[Records excerpted from a collection]

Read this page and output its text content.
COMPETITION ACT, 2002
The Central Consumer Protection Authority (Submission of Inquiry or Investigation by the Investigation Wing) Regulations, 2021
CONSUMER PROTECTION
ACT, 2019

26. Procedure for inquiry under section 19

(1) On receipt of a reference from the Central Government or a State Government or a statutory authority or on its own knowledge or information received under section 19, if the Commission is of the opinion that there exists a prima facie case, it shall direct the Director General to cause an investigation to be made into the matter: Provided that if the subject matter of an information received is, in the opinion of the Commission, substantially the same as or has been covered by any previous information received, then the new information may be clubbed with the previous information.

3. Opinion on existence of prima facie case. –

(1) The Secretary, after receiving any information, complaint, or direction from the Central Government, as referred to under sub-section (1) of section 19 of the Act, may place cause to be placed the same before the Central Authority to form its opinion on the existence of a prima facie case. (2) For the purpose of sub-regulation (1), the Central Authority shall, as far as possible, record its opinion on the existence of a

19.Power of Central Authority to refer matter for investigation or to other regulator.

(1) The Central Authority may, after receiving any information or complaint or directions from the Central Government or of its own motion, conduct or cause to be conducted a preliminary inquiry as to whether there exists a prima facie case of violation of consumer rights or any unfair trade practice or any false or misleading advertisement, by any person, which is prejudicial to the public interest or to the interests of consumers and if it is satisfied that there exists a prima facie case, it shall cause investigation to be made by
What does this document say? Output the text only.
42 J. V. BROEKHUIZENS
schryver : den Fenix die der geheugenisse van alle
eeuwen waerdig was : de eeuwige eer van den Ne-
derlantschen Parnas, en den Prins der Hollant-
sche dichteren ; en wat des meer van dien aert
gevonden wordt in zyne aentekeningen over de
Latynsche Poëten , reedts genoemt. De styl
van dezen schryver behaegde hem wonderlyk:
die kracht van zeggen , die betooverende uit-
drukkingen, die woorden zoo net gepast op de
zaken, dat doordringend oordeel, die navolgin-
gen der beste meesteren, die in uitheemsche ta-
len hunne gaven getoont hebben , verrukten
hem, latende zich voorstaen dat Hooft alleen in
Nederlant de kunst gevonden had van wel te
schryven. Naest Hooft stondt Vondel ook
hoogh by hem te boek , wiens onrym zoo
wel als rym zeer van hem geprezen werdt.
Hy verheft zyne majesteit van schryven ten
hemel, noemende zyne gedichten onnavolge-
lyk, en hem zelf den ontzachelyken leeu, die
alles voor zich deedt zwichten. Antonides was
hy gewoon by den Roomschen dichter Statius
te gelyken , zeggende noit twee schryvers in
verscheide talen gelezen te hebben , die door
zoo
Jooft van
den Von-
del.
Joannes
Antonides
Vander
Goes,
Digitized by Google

* What you should do
Output the lines above verbatim and in full.

* Complete response
Read this page and output its text content.
COMPETITION ACT, 2002
The Central Consumer Protection Authority (Submission of Inquiry or Investigation by the Investigation Wing) Regulations, 2021
CONSUMER PROTECTION
ACT, 2019

26. Procedure for inquiry under section 19

(1) On receipt of a reference from the Central Government or a State Government or a statutory authority or on its own knowledge or information received under section 19, if the Commission is of the opinion that there exists a prima facie case, it shall direct the Director General to cause an investigation to be made into the matter: Provided that if the subject matter of an information received is, in the opinion of the Commission, substantially the same as or has been covered by any previous information received, then the new information may be clubbed with the previous information.

3. Opinion on existence of prima facie case. –

(1) The Secretary, after receiving any information, complaint, or direction from the Central Government, as referred to under sub-section (1) of section 19 of the Act, may place cause to be placed the same before the Central Authority to form its opinion on the existence of a prima facie case. (2) For the purpose of sub-regulation (1), the Central Authority shall, as far as possible, record its opinion on the existence of a

19.Power of Central Authority to refer matter for investigation or to other regulator.

(1) The Central Authority may, after receiving any information or complaint or directions from the Central Government or of its own motion, conduct or cause to be conducted a preliminary inquiry as to whether there exists a prima facie case of violation of consumer rights or any unfair trade practice or any false or misleading advertisement, by any person, which is prejudicial to the public interest or to the interests of consumers and if it is satisfied that there exists a prima facie case, it shall cause investigation to be made by
What does this document say? Output the text only.
42 J. V. BROEKHUIZENS
schryver : den Fenix die der geheugenisse van alle
eeuwen waerdig was : de eeuwige eer van den Ne-
derlantschen Parnas, en den Prins der Hollant-
sche dichteren ; en wat des meer van dien aert
gevonden wordt in zyne aentekeningen over de
Latynsche Poëten , reedts genoemt. De styl
van dezen schryver behaegde hem wonderlyk:
die kracht van zeggen , die betooverende uit-
drukkingen, die woorden zoo net gepast op de
zaken, dat doordringend oordeel, die navolgin-
gen der beste meesteren, die in uitheemsche ta-
len hunne gaven getoont hebben , verrukten
hem, latende zich voorstaen dat Hooft alleen in
Nederlant de kunst gevonden had van wel te
schryven. Naest Hooft stondt Vondel ook
hoogh by hem te boek , wiens onrym zoo
wel als rym zeer van hem geprezen werdt.
Hy verheft zyne majesteit van schryven ten
hemel, noemende zyne gedichten onnavolge-
lyk, en hem zelf den ontzachelyken leeu, die
alles voor zich deedt zwichten. Antonides was
hy gewoon by den Roomschen dichter Statius
te gelyken , zeggende noit twee schryvers in
verscheide talen gelezen te hebben , die door
zoo
Jooft van
den Von-
del.
Joannes
Antonides
Vander
Goes,
Digitized by Google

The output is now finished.